# To be done
Reproduce each line that includes the word "value".

Dataset records on visual material
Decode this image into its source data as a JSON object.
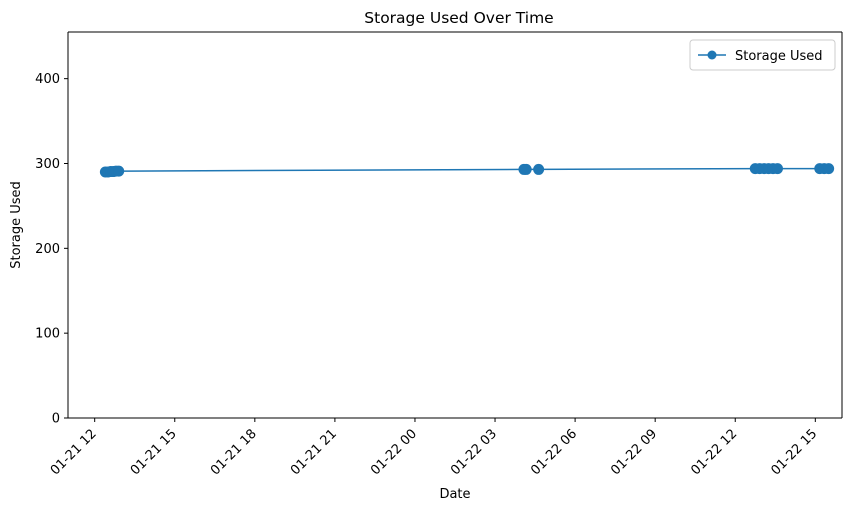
{
  "chart_data": {
    "type": "line",
    "title": "Storage Used Over Time",
    "xlabel": "Date",
    "ylabel": "Storage Used",
    "xlim": [
      "2025-01-21 11:00",
      "2025-01-22 16:00"
    ],
    "ylim": [
      0,
      455
    ],
    "x_ticks": [
      {
        "value": "2025-01-21 12:00",
        "label": "01-21 12"
      },
      {
        "value": "2025-01-21 15:00",
        "label": "01-21 15"
      },
      {
        "value": "2025-01-21 18:00",
        "label": "01-21 18"
      },
      {
        "value": "2025-01-21 21:00",
        "label": "01-21 21"
      },
      {
        "value": "2025-01-22 00:00",
        "label": "01-22 00"
      },
      {
        "value": "2025-01-22 03:00",
        "label": "01-22 03"
      },
      {
        "value": "2025-01-22 06:00",
        "label": "01-22 06"
      },
      {
        "value": "2025-01-22 09:00",
        "label": "01-22 09"
      },
      {
        "value": "2025-01-22 12:00",
        "label": "01-22 12"
      },
      {
        "value": "2025-01-22 15:00",
        "label": "01-22 15"
      }
    ],
    "y_ticks": [
      0,
      100,
      200,
      300,
      400
    ],
    "grid": false,
    "legend": "top-right",
    "series": [
      {
        "name": "Storage Used",
        "color": "#1f77b4",
        "marker": "circle",
        "points": [
          {
            "x": "2025-01-21 12:24",
            "y": 290
          },
          {
            "x": "2025-01-21 12:30",
            "y": 290
          },
          {
            "x": "2025-01-21 12:36",
            "y": 290.5
          },
          {
            "x": "2025-01-21 12:42",
            "y": 290.5
          },
          {
            "x": "2025-01-21 12:48",
            "y": 291
          },
          {
            "x": "2025-01-21 12:54",
            "y": 291
          },
          {
            "x": "2025-01-22 04:05",
            "y": 293
          },
          {
            "x": "2025-01-22 04:10",
            "y": 293
          },
          {
            "x": "2025-01-22 04:38",
            "y": 293
          },
          {
            "x": "2025-01-22 12:45",
            "y": 294
          },
          {
            "x": "2025-01-22 12:55",
            "y": 294
          },
          {
            "x": "2025-01-22 13:05",
            "y": 294
          },
          {
            "x": "2025-01-22 13:15",
            "y": 294
          },
          {
            "x": "2025-01-22 13:25",
            "y": 294
          },
          {
            "x": "2025-01-22 13:35",
            "y": 294
          },
          {
            "x": "2025-01-22 15:10",
            "y": 294
          },
          {
            "x": "2025-01-22 15:20",
            "y": 294
          },
          {
            "x": "2025-01-22 15:30",
            "y": 294
          }
        ]
      }
    ]
  }
}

# Solution to this exercise
        "value": "2025-01-21 12:00",
        "value": "2025-01-21 15:00",
        "value": "2025-01-21 18:00",
        "value": "2025-01-21 21:00",
        "value": "2025-01-22 00:00",
        "value": "2025-01-22 03:00",
        "value": "2025-01-22 06:00",
        "value": "2025-01-22 09:00",
        "value": "2025-01-22 12:00",
        "value": "2025-01-22 15:00",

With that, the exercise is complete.